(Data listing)

————

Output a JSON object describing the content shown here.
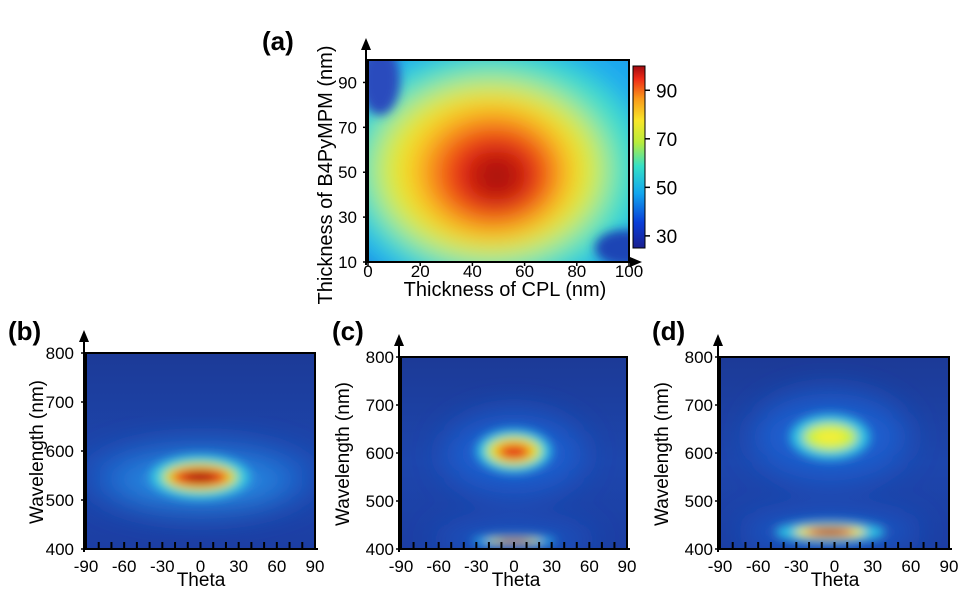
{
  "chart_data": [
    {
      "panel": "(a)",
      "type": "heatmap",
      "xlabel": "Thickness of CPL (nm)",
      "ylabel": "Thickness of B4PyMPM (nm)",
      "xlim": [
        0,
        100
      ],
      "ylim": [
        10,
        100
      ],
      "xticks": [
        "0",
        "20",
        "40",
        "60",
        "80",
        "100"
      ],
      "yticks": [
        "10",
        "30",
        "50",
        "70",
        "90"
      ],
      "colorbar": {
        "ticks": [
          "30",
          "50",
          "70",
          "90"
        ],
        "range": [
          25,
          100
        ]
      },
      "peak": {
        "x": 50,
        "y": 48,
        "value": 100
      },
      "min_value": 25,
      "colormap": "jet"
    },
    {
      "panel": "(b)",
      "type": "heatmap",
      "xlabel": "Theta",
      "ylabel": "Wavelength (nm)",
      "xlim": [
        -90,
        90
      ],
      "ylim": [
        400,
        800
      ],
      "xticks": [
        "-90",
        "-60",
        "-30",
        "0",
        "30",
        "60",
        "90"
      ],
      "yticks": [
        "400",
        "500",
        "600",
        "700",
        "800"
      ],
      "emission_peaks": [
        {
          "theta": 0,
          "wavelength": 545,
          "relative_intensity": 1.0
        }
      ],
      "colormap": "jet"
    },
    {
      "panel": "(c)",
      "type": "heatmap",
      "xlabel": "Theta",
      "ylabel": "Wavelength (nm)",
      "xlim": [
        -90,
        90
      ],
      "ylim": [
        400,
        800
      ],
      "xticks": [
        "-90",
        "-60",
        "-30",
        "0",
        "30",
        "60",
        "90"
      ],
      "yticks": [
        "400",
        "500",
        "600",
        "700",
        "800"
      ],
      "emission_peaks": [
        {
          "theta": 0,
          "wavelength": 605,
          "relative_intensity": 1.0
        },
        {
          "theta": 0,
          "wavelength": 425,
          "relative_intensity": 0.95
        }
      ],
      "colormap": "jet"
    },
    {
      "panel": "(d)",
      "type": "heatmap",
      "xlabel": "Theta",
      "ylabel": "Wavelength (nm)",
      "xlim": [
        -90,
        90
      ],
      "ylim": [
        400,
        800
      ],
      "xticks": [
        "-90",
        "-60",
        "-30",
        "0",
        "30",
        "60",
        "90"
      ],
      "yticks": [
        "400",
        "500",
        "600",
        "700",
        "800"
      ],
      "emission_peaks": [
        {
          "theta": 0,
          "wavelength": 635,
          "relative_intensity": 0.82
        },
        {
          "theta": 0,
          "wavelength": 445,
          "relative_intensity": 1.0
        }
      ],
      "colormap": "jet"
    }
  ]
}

————

Working from the entries above, return all lines that contain "Thickness".

      "xlabel": "Thickness of CPL (nm)",
      "ylabel": "Thickness of B4PyMPM (nm)",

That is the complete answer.